▶ _RECORD LIST_:
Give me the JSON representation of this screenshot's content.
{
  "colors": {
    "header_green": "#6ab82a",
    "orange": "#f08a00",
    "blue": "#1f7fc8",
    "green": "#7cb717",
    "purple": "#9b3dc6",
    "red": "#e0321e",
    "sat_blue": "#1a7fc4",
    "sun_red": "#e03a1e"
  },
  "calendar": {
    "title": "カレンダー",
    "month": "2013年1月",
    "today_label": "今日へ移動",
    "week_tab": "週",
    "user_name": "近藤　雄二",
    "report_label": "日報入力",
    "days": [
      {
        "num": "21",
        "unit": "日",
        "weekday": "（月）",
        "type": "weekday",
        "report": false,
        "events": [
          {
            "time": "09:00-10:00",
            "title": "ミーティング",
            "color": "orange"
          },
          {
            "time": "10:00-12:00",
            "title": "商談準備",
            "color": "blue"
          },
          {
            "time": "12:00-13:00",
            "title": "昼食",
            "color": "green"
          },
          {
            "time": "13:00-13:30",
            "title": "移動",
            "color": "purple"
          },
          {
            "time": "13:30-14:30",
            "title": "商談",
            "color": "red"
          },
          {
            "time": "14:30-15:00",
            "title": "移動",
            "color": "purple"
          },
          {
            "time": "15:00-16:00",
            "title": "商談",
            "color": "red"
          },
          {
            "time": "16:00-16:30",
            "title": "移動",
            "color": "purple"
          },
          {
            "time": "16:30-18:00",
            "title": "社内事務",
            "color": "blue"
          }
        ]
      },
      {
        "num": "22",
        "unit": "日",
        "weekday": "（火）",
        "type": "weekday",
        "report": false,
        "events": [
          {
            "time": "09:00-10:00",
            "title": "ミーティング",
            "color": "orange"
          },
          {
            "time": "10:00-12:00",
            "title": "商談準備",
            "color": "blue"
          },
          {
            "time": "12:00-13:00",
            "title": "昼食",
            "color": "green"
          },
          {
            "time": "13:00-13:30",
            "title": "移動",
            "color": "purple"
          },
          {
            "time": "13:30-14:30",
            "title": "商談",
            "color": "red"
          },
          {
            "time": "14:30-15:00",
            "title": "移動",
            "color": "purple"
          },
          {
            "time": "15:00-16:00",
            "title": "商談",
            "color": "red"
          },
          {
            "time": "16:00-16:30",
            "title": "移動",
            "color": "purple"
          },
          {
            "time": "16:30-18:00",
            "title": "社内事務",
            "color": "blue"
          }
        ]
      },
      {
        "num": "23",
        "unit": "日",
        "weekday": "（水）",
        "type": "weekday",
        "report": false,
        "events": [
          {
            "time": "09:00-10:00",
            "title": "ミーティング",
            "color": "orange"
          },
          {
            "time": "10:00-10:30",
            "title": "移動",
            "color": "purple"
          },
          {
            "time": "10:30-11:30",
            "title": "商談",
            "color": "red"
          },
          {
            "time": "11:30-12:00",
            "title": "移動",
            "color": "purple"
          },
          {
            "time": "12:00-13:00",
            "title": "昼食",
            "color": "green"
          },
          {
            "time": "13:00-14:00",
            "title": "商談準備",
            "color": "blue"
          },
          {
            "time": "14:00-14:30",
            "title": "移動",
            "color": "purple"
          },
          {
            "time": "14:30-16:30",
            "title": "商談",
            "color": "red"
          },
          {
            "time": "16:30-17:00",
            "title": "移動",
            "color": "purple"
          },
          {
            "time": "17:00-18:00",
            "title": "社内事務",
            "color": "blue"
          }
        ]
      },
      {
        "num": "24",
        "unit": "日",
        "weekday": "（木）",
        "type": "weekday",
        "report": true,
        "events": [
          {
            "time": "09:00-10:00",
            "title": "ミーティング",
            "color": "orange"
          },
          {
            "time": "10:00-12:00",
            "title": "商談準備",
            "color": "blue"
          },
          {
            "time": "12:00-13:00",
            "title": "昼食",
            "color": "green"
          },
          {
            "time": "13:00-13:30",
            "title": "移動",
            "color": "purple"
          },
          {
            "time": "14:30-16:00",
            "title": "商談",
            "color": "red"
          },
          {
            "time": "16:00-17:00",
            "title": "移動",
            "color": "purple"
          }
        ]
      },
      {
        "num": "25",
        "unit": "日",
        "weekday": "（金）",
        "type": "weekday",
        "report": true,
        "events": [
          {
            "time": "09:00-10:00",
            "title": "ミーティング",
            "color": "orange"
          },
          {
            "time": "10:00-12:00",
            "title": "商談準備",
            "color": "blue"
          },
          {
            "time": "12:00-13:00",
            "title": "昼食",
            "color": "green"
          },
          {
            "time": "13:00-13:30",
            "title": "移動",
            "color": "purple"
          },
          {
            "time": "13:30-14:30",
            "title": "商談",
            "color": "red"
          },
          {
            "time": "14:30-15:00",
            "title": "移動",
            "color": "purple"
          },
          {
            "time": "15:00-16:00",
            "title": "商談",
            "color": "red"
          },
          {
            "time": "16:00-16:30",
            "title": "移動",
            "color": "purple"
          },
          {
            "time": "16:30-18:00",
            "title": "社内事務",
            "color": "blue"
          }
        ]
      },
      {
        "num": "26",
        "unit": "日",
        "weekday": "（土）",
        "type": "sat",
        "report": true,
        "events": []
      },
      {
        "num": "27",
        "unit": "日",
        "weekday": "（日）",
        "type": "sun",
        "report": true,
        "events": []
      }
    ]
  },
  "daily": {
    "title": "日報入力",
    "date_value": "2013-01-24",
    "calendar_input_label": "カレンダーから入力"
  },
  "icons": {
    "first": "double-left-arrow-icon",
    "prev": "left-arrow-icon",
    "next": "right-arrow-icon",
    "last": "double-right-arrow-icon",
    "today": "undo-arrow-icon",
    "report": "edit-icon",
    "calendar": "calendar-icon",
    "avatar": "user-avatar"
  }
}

▶ _WORK INSTRUCTIONS_: The lines above should be duplicated exactly.

▶ _RESULT FOR THIS EXERCISE_:
Give me the JSON representation of this screenshot's content.
{
  "colors": {
    "header_green": "#6ab82a",
    "orange": "#f08a00",
    "blue": "#1f7fc8",
    "green": "#7cb717",
    "purple": "#9b3dc6",
    "red": "#e0321e",
    "sat_blue": "#1a7fc4",
    "sun_red": "#e03a1e"
  },
  "calendar": {
    "title": "カレンダー",
    "month": "2013年1月",
    "today_label": "今日へ移動",
    "week_tab": "週",
    "user_name": "近藤　雄二",
    "report_label": "日報入力",
    "days": [
      {
        "num": "21",
        "unit": "日",
        "weekday": "（月）",
        "type": "weekday",
        "report": false,
        "events": [
          {
            "time": "09:00-10:00",
            "title": "ミーティング",
            "color": "orange"
          },
          {
            "time": "10:00-12:00",
            "title": "商談準備",
            "color": "blue"
          },
          {
            "time": "12:00-13:00",
            "title": "昼食",
            "color": "green"
          },
          {
            "time": "13:00-13:30",
            "title": "移動",
            "color": "purple"
          },
          {
            "time": "13:30-14:30",
            "title": "商談",
            "color": "red"
          },
          {
            "time": "14:30-15:00",
            "title": "移動",
            "color": "purple"
          },
          {
            "time": "15:00-16:00",
            "title": "商談",
            "color": "red"
          },
          {
            "time": "16:00-16:30",
            "title": "移動",
            "color": "purple"
          },
          {
            "time": "16:30-18:00",
            "title": "社内事務",
            "color": "blue"
          }
        ]
      },
      {
        "num": "22",
        "unit": "日",
        "weekday": "（火）",
        "type": "weekday",
        "report": false,
        "events": [
          {
            "time": "09:00-10:00",
            "title": "ミーティング",
            "color": "orange"
          },
          {
            "time": "10:00-12:00",
            "title": "商談準備",
            "color": "blue"
          },
          {
            "time": "12:00-13:00",
            "title": "昼食",
            "color": "green"
          },
          {
            "time": "13:00-13:30",
            "title": "移動",
            "color": "purple"
          },
          {
            "time": "13:30-14:30",
            "title": "商談",
            "color": "red"
          },
          {
            "time": "14:30-15:00",
            "title": "移動",
            "color": "purple"
          },
          {
            "time": "15:00-16:00",
            "title": "商談",
            "color": "red"
          },
          {
            "time": "16:00-16:30",
            "title": "移動",
            "color": "purple"
          },
          {
            "time": "16:30-18:00",
            "title": "社内事務",
            "color": "blue"
          }
        ]
      },
      {
        "num": "23",
        "unit": "日",
        "weekday": "（水）",
        "type": "weekday",
        "report": false,
        "events": [
          {
            "time": "09:00-10:00",
            "title": "ミーティング",
            "color": "orange"
          },
          {
            "time": "10:00-10:30",
            "title": "移動",
            "color": "purple"
          },
          {
            "time": "10:30-11:30",
            "title": "商談",
            "color": "red"
          },
          {
            "time": "11:30-12:00",
            "title": "移動",
            "color": "purple"
          },
          {
            "time": "12:00-13:00",
            "title": "昼食",
            "color": "green"
          },
          {
            "time": "13:00-14:00",
            "title": "商談準備",
            "color": "blue"
          },
          {
            "time": "14:00-14:30",
            "title": "移動",
            "color": "purple"
          },
          {
            "time": "14:30-16:30",
            "title": "商談",
            "color": "red"
          },
          {
            "time": "16:30-17:00",
            "title": "移動",
            "color": "purple"
          },
          {
            "time": "17:00-18:00",
            "title": "社内事務",
            "color": "blue"
          }
        ]
      },
      {
        "num": "24",
        "unit": "日",
        "weekday": "（木）",
        "type": "weekday",
        "report": true,
        "events": [
          {
            "time": "09:00-10:00",
            "title": "ミーティング",
            "color": "orange"
          },
          {
            "time": "10:00-12:00",
            "title": "商談準備",
            "color": "blue"
          },
          {
            "time": "12:00-13:00",
            "title": "昼食",
            "color": "green"
          },
          {
            "time": "13:00-13:30",
            "title": "移動",
            "color": "purple"
          },
          {
            "time": "14:30-16:00",
            "title": "商談",
            "color": "red"
          },
          {
            "time": "16:00-17:00",
            "title": "移動",
            "color": "purple"
          }
        ]
      },
      {
        "num": "25",
        "unit": "日",
        "weekday": "（金）",
        "type": "weekday",
        "report": true,
        "events": [
          {
            "time": "09:00-10:00",
            "title": "ミーティング",
            "color": "orange"
          },
          {
            "time": "10:00-12:00",
            "title": "商談準備",
            "color": "blue"
          },
          {
            "time": "12:00-13:00",
            "title": "昼食",
            "color": "green"
          },
          {
            "time": "13:00-13:30",
            "title": "移動",
            "color": "purple"
          },
          {
            "time": "13:30-14:30",
            "title": "商談",
            "color": "red"
          },
          {
            "time": "14:30-15:00",
            "title": "移動",
            "color": "purple"
          },
          {
            "time": "15:00-16:00",
            "title": "商談",
            "color": "red"
          },
          {
            "time": "16:00-16:30",
            "title": "移動",
            "color": "purple"
          },
          {
            "time": "16:30-18:00",
            "title": "社内事務",
            "color": "blue"
          }
        ]
      },
      {
        "num": "26",
        "unit": "日",
        "weekday": "（土）",
        "type": "sat",
        "report": true,
        "events": []
      },
      {
        "num": "27",
        "unit": "日",
        "weekday": "（日）",
        "type": "sun",
        "report": true,
        "events": []
      }
    ]
  },
  "daily": {
    "title": "日報入力",
    "date_value": "2013-01-24",
    "calendar_input_label": "カレンダーから入力"
  },
  "icons": {
    "first": "double-left-arrow-icon",
    "prev": "left-arrow-icon",
    "next": "right-arrow-icon",
    "last": "double-right-arrow-icon",
    "today": "undo-arrow-icon",
    "report": "edit-icon",
    "calendar": "calendar-icon",
    "avatar": "user-avatar"
  }
}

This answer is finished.